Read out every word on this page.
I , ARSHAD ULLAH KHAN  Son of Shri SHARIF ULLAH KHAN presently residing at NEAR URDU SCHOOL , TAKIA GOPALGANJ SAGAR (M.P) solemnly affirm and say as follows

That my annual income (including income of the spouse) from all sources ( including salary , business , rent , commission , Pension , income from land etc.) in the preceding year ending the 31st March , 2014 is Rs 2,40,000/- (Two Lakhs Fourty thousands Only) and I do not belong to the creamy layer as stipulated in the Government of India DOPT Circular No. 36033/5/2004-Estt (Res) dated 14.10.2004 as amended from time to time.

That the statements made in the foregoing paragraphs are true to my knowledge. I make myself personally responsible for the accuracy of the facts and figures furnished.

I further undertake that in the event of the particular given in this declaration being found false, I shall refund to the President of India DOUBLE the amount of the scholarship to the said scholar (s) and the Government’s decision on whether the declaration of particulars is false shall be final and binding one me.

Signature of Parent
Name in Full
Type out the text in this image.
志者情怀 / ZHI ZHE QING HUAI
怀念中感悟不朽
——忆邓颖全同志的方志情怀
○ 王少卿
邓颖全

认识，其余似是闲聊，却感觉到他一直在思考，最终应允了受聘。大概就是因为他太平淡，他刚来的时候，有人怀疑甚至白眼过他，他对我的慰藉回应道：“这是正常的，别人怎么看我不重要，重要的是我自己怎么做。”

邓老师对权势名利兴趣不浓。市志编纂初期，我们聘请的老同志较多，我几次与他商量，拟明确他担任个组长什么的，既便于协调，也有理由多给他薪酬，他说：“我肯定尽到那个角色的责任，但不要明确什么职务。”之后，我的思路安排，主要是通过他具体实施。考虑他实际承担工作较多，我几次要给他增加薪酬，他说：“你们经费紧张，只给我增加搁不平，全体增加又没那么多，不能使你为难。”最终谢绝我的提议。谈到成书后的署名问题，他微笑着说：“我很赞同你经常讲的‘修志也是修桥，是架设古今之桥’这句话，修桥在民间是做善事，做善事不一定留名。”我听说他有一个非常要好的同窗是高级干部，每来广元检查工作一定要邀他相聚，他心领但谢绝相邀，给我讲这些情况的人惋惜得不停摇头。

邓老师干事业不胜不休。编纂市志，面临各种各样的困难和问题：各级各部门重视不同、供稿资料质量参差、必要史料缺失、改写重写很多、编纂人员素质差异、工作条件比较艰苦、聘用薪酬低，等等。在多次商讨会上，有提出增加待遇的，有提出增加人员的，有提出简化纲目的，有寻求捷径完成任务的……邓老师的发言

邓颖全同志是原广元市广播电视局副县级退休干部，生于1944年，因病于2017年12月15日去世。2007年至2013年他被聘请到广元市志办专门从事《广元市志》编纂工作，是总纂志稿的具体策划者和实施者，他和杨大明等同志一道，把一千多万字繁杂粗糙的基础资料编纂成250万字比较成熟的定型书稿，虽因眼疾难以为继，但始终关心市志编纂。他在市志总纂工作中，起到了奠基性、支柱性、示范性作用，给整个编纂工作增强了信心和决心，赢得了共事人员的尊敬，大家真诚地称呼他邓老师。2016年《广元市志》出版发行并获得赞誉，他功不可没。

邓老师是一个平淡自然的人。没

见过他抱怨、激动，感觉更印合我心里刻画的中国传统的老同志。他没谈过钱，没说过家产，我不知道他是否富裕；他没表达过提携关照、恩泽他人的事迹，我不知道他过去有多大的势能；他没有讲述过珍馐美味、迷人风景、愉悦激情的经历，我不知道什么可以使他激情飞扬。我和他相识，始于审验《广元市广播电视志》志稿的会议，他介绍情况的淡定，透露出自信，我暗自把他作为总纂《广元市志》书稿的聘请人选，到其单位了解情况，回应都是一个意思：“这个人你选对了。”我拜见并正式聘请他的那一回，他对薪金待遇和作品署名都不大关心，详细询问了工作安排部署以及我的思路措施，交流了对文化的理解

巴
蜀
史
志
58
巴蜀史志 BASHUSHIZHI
------------
• What to do: From the first line to the last, retype the data exactly.

• Answer to this exercise:
Read out every word on this page.
I , ARSHAD ULLAH KHAN  Son of Shri SHARIF ULLAH KHAN presently residing at NEAR URDU SCHOOL , TAKIA GOPALGANJ SAGAR (M.P) solemnly affirm and say as follows

That my annual income (including income of the spouse) from all sources ( including salary , business , rent , commission , Pension , income from land etc.) in the preceding year ending the 31st March , 2014 is Rs 2,40,000/- (Two Lakhs Fourty thousands Only) and I do not belong to the creamy layer as stipulated in the Government of India DOPT Circular No. 36033/5/2004-Estt (Res) dated 14.10.2004 as amended from time to time.

That the statements made in the foregoing paragraphs are true to my knowledge. I make myself personally responsible for the accuracy of the facts and figures furnished.

I further undertake that in the event of the particular given in this declaration being found false, I shall refund to the President of India DOUBLE the amount of the scholarship to the said scholar (s) and the Government’s decision on whether the declaration of particulars is false shall be final and binding one me.

Signature of Parent
Name in Full
Type out the text in this image.
志者情怀 / ZHI ZHE QING HUAI
怀念中感悟不朽
——忆邓颖全同志的方志情怀
○ 王少卿
邓颖全

认识，其余似是闲聊，却感觉到他一直在思考，最终应允了受聘。大概就是因为他太平淡，他刚来的时候，有人怀疑甚至白眼过他，他对我的慰藉回应道：“这是正常的，别人怎么看我不重要，重要的是我自己怎么做。”

邓老师对权势名利兴趣不浓。市志编纂初期，我们聘请的老同志较多，我几次与他商量，拟明确他担任个组长什么的，既便于协调，也有理由多给他薪酬，他说：“我肯定尽到那个角色的责任，但不要明确什么职务。”之后，我的思路安排，主要是通过他具体实施。考虑他实际承担工作较多，我几次要给他增加薪酬，他说：“你们经费紧张，只给我增加搁不平，全体增加又没那么多，不能使你为难。”最终谢绝我的提议。谈到成书后的署名问题，他微笑着说：“我很赞同你经常讲的‘修志也是修桥，是架设古今之桥’这句话，修桥在民间是做善事，做善事不一定留名。”我听说他有一个非常要好的同窗是高级干部，每来广元检查工作一定要邀他相聚，他心领但谢绝相邀，给我讲这些情况的人惋惜得不停摇头。

邓老师干事业不胜不休。编纂市志，面临各种各样的困难和问题：各级各部门重视不同、供稿资料质量参差、必要史料缺失、改写重写很多、编纂人员素质差异、工作条件比较艰苦、聘用薪酬低，等等。在多次商讨会上，有提出增加待遇的，有提出增加人员的，有提出简化纲目的，有寻求捷径完成任务的……邓老师的发言

邓颖全同志是原广元市广播电视局副县级退休干部，生于1944年，因病于2017年12月15日去世。2007年至2013年他被聘请到广元市志办专门从事《广元市志》编纂工作，是总纂志稿的具体策划者和实施者，他和杨大明等同志一道，把一千多万字繁杂粗糙的基础资料编纂成250万字比较成熟的定型书稿，虽因眼疾难以为继，但始终关心市志编纂。他在市志总纂工作中，起到了奠基性、支柱性、示范性作用，给整个编纂工作增强了信心和决心，赢得了共事人员的尊敬，大家真诚地称呼他邓老师。2016年《广元市志》出版发行并获得赞誉，他功不可没。

邓老师是一个平淡自然的人。没

见过他抱怨、激动，感觉更印合我心里刻画的中国传统的老同志。他没谈过钱，没说过家产，我不知道他是否富裕；他没表达过提携关照、恩泽他人的事迹，我不知道他过去有多大的势能；他没有讲述过珍馐美味、迷人风景、愉悦激情的经历，我不知道什么可以使他激情飞扬。我和他相识，始于审验《广元市广播电视志》志稿的会议，他介绍情况的淡定，透露出自信，我暗自把他作为总纂《广元市志》书稿的聘请人选，到其单位了解情况，回应都是一个意思：“这个人你选对了。”我拜见并正式聘请他的那一回，他对薪金待遇和作品署名都不大关心，详细询问了工作安排部署以及我的思路措施，交流了对文化的理解

巴
蜀
史
志
58
巴蜀史志 BASHUSHIZHI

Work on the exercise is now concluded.